--- START Supplied entries ---

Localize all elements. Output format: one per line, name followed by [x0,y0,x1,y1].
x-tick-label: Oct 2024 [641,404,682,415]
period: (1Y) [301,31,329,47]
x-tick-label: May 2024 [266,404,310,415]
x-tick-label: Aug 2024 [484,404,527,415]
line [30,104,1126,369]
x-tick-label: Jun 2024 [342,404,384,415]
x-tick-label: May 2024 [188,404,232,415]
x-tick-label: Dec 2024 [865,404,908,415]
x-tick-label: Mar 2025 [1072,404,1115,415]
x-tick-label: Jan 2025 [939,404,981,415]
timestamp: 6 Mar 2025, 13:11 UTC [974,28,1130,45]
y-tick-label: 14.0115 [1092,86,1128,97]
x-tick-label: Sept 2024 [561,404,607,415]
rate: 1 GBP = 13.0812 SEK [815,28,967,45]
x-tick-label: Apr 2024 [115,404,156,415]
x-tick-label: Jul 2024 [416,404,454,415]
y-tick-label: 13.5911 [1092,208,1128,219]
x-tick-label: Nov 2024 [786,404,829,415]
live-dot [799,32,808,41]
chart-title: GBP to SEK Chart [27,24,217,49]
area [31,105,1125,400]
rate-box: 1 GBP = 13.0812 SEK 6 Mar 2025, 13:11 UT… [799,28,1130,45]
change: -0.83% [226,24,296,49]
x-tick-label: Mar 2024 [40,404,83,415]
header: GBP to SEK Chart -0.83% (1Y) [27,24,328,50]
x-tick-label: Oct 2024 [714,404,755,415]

--- END Supplied entries ---

[Directive] Please copy every row above word for word, keeping each line unchanged and in the same order.

[Problem solution]
Localize all elements. Output format: one per line, name followed by [x0,y0,x1,y1].
x-tick-label: Oct 2024 [641,404,682,415]
period: (1Y) [301,31,329,47]
x-tick-label: May 2024 [266,404,310,415]
x-tick-label: Aug 2024 [484,404,527,415]
line [30,104,1126,369]
x-tick-label: Jun 2024 [342,404,384,415]
x-tick-label: May 2024 [188,404,232,415]
x-tick-label: Dec 2024 [865,404,908,415]
x-tick-label: Mar 2025 [1072,404,1115,415]
x-tick-label: Jan 2025 [939,404,981,415]
timestamp: 6 Mar 2025, 13:11 UTC [974,28,1130,45]
y-tick-label: 14.0115 [1092,86,1128,97]
x-tick-label: Sept 2024 [561,404,607,415]
rate: 1 GBP = 13.0812 SEK [815,28,967,45]
x-tick-label: Apr 2024 [115,404,156,415]
x-tick-label: Jul 2024 [416,404,454,415]
y-tick-label: 13.5911 [1092,208,1128,219]
x-tick-label: Nov 2024 [786,404,829,415]
live-dot [799,32,808,41]
chart-title: GBP to SEK Chart [27,24,217,49]
area [31,105,1125,400]
rate-box: 1 GBP = 13.0812 SEK 6 Mar 2025, 13:11 UT… [799,28,1130,45]
change: -0.83% [226,24,296,49]
x-tick-label: Mar 2024 [40,404,83,415]
header: GBP to SEK Chart -0.83% (1Y) [27,24,328,50]
x-tick-label: Oct 2024 [714,404,755,415]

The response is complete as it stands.